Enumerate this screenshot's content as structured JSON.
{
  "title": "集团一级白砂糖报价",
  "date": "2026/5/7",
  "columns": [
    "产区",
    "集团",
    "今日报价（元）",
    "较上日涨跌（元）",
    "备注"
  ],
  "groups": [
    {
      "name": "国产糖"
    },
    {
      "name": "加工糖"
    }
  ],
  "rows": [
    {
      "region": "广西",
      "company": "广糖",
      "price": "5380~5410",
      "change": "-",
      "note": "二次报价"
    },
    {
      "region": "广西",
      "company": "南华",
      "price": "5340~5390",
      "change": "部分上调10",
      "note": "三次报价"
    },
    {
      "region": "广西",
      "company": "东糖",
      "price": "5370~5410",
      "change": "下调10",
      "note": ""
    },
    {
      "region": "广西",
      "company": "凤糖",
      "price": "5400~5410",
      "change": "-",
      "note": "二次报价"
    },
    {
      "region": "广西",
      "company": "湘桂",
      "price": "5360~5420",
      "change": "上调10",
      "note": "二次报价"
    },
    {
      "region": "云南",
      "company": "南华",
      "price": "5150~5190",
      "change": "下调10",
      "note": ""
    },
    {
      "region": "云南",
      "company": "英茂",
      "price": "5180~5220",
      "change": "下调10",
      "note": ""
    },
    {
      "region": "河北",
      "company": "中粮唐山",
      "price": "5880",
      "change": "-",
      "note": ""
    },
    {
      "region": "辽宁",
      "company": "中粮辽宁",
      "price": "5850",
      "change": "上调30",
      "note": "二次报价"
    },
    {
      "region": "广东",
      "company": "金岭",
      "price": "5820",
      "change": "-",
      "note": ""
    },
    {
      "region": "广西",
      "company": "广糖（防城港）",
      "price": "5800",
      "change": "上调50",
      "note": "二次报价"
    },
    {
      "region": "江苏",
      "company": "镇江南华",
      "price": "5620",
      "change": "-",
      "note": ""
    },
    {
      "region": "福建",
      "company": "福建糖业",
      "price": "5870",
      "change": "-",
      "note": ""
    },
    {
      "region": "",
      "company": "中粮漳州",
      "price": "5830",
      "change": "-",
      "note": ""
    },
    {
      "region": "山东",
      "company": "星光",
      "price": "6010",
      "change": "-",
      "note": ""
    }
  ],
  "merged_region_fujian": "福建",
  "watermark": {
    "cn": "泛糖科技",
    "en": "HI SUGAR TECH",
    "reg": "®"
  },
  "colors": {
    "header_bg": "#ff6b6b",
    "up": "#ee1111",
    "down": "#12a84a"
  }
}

________________

(YOUR TASK)
Please output the entries above, every line exactly as it reads.

(WORKED SOLUTION)
Enumerate this screenshot's content as structured JSON.
{
  "title": "集团一级白砂糖报价",
  "date": "2026/5/7",
  "columns": [
    "产区",
    "集团",
    "今日报价（元）",
    "较上日涨跌（元）",
    "备注"
  ],
  "groups": [
    {
      "name": "国产糖"
    },
    {
      "name": "加工糖"
    }
  ],
  "rows": [
    {
      "region": "广西",
      "company": "广糖",
      "price": "5380~5410",
      "change": "-",
      "note": "二次报价"
    },
    {
      "region": "广西",
      "company": "南华",
      "price": "5340~5390",
      "change": "部分上调10",
      "note": "三次报价"
    },
    {
      "region": "广西",
      "company": "东糖",
      "price": "5370~5410",
      "change": "下调10",
      "note": ""
    },
    {
      "region": "广西",
      "company": "凤糖",
      "price": "5400~5410",
      "change": "-",
      "note": "二次报价"
    },
    {
      "region": "广西",
      "company": "湘桂",
      "price": "5360~5420",
      "change": "上调10",
      "note": "二次报价"
    },
    {
      "region": "云南",
      "company": "南华",
      "price": "5150~5190",
      "change": "下调10",
      "note": ""
    },
    {
      "region": "云南",
      "company": "英茂",
      "price": "5180~5220",
      "change": "下调10",
      "note": ""
    },
    {
      "region": "河北",
      "company": "中粮唐山",
      "price": "5880",
      "change": "-",
      "note": ""
    },
    {
      "region": "辽宁",
      "company": "中粮辽宁",
      "price": "5850",
      "change": "上调30",
      "note": "二次报价"
    },
    {
      "region": "广东",
      "company": "金岭",
      "price": "5820",
      "change": "-",
      "note": ""
    },
    {
      "region": "广西",
      "company": "广糖（防城港）",
      "price": "5800",
      "change": "上调50",
      "note": "二次报价"
    },
    {
      "region": "江苏",
      "company": "镇江南华",
      "price": "5620",
      "change": "-",
      "note": ""
    },
    {
      "region": "福建",
      "company": "福建糖业",
      "price": "5870",
      "change": "-",
      "note": ""
    },
    {
      "region": "",
      "company": "中粮漳州",
      "price": "5830",
      "change": "-",
      "note": ""
    },
    {
      "region": "山东",
      "company": "星光",
      "price": "6010",
      "change": "-",
      "note": ""
    }
  ],
  "merged_region_fujian": "福建",
  "watermark": {
    "cn": "泛糖科技",
    "en": "HI SUGAR TECH",
    "reg": "®"
  },
  "colors": {
    "header_bg": "#ff6b6b",
    "up": "#ee1111",
    "down": "#12a84a"
  }
}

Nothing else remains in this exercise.